::: Extracted data
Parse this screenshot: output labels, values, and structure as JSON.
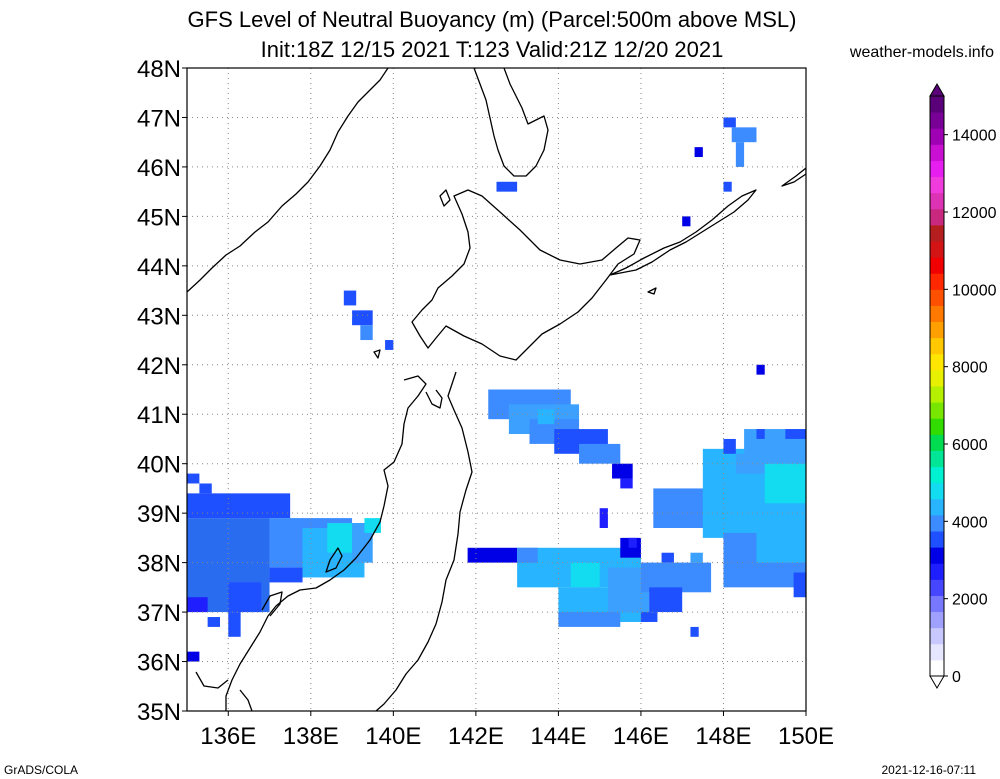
{
  "title_line1": "GFS Level of Neutral Buoyancy (m) (Parcel:500m above MSL)",
  "title_line2": "Init:18Z 12/15 2021 T:123 Valid:21Z 12/20 2021",
  "site": "weather-models.info",
  "footer_left": "GrADS/COLA",
  "footer_right": "2021-12-16-07:11",
  "map": {
    "lon_range": [
      135,
      150
    ],
    "lat_range": [
      35,
      48
    ],
    "lon_ticks": [
      "136E",
      "138E",
      "140E",
      "142E",
      "144E",
      "146E",
      "148E",
      "150E"
    ],
    "lat_ticks": [
      "35N",
      "36N",
      "37N",
      "38N",
      "39N",
      "40N",
      "41N",
      "42N",
      "43N",
      "44N",
      "45N",
      "46N",
      "47N",
      "48N"
    ],
    "grid": "dotted"
  },
  "colorbar": {
    "range": [
      0,
      15000
    ],
    "labels": [
      "0",
      "2000",
      "4000",
      "6000",
      "8000",
      "10000",
      "12000",
      "14000"
    ],
    "colors": [
      "#ffffff",
      "#e6e6ff",
      "#c8c8ff",
      "#a0a0ff",
      "#7878ff",
      "#4646ff",
      "#1e1eff",
      "#0000e6",
      "#1e50ff",
      "#3c8cff",
      "#28b4ff",
      "#14dcf0",
      "#00f0d2",
      "#00e696",
      "#00dc50",
      "#32dc00",
      "#78e600",
      "#b4f000",
      "#e6f000",
      "#ffe600",
      "#ffc800",
      "#ffa000",
      "#ff7800",
      "#ff5000",
      "#ff2800",
      "#f00000",
      "#d21414",
      "#b41e1e",
      "#c8287d",
      "#dc32b4",
      "#f03cdc",
      "#e61ef0",
      "#c80fd2",
      "#a000b4",
      "#780096",
      "#5a0078"
    ]
  },
  "field_regions": [
    {
      "region": "Sea of Japan west of Honshu",
      "value_range_m": [
        1500,
        3800
      ]
    },
    {
      "region": "Pacific east of Tohoku",
      "value_range_m": [
        1500,
        3500
      ]
    },
    {
      "region": "Pacific south of Hokkaido",
      "value_range_m": [
        1800,
        2800
      ]
    },
    {
      "region": "Pacific near 150E 39N",
      "value_range_m": [
        2000,
        3700
      ]
    }
  ]
}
::::::
> _Exercise details_:
Leave out the pictures and give the rest of the records again exactly.

> _Reply_:
Parse this screenshot: output labels, values, and structure as JSON.
{
  "title_line1": "GFS Level of Neutral Buoyancy (m) (Parcel:500m above MSL)",
  "title_line2": "Init:18Z 12/15 2021 T:123 Valid:21Z 12/20 2021",
  "site": "weather-models.info",
  "footer_left": "GrADS/COLA",
  "footer_right": "2021-12-16-07:11",
  "map": {
    "lon_range": [
      135,
      150
    ],
    "lat_range": [
      35,
      48
    ],
    "lon_ticks": [
      "136E",
      "138E",
      "140E",
      "142E",
      "144E",
      "146E",
      "148E",
      "150E"
    ],
    "lat_ticks": [
      "35N",
      "36N",
      "37N",
      "38N",
      "39N",
      "40N",
      "41N",
      "42N",
      "43N",
      "44N",
      "45N",
      "46N",
      "47N",
      "48N"
    ],
    "grid": "dotted"
  },
  "colorbar": {
    "range": [
      0,
      15000
    ],
    "labels": [
      "0",
      "2000",
      "4000",
      "6000",
      "8000",
      "10000",
      "12000",
      "14000"
    ],
    "colors": [
      "#ffffff",
      "#e6e6ff",
      "#c8c8ff",
      "#a0a0ff",
      "#7878ff",
      "#4646ff",
      "#1e1eff",
      "#0000e6",
      "#1e50ff",
      "#3c8cff",
      "#28b4ff",
      "#14dcf0",
      "#00f0d2",
      "#00e696",
      "#00dc50",
      "#32dc00",
      "#78e600",
      "#b4f000",
      "#e6f000",
      "#ffe600",
      "#ffc800",
      "#ffa000",
      "#ff7800",
      "#ff5000",
      "#ff2800",
      "#f00000",
      "#d21414",
      "#b41e1e",
      "#c8287d",
      "#dc32b4",
      "#f03cdc",
      "#e61ef0",
      "#c80fd2",
      "#a000b4",
      "#780096",
      "#5a0078"
    ]
  },
  "field_regions": [
    {
      "region": "Sea of Japan west of Honshu",
      "value_range_m": [
        1500,
        3800
      ]
    },
    {
      "region": "Pacific east of Tohoku",
      "value_range_m": [
        1500,
        3500
      ]
    },
    {
      "region": "Pacific south of Hokkaido",
      "value_range_m": [
        1800,
        2800
      ]
    },
    {
      "region": "Pacific near 150E 39N",
      "value_range_m": [
        2000,
        3700
      ]
    }
  ]
}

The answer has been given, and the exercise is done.